# [Dataset items]
** Begin **
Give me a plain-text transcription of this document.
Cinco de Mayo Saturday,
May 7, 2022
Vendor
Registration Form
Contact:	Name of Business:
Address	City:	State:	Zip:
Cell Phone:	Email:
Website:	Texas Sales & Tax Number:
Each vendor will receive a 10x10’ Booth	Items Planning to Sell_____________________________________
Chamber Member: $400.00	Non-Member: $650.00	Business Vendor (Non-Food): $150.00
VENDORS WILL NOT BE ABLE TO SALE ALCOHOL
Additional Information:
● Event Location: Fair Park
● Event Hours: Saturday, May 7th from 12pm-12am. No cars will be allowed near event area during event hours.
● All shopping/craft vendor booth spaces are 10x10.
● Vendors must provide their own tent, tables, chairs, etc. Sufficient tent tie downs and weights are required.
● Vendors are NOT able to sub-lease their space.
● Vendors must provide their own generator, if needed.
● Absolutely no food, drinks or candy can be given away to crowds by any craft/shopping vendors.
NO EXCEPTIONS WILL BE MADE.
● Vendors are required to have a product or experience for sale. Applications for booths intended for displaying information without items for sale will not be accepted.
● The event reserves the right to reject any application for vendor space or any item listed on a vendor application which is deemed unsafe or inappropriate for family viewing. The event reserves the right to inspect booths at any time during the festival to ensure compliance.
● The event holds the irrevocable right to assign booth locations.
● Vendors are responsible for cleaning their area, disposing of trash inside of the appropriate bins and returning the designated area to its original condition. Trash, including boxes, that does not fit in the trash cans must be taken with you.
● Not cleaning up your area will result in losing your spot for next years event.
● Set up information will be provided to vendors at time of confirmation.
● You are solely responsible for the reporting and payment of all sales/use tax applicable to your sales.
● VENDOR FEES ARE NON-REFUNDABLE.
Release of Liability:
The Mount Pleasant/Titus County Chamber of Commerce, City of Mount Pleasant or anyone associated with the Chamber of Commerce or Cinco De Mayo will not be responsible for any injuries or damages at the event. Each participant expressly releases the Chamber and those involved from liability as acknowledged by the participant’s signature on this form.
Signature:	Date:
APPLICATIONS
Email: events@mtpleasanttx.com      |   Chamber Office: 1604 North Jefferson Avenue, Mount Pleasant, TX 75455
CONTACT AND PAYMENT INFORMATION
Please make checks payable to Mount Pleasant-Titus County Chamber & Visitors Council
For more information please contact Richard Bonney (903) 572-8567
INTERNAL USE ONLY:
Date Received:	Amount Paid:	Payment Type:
** End **
# [What to produce]
Pull out all lines from the entries above that include the word "right".

# [Task result]
● The event reserves the right to reject any application for vendor space or any item listed on a vendor application which is deemed unsafe or inappropriate for family viewing. The event reserves the right to inspect booths at any time during the festival to ensure compliance.
● The event holds the irrevocable right to assign booth locations.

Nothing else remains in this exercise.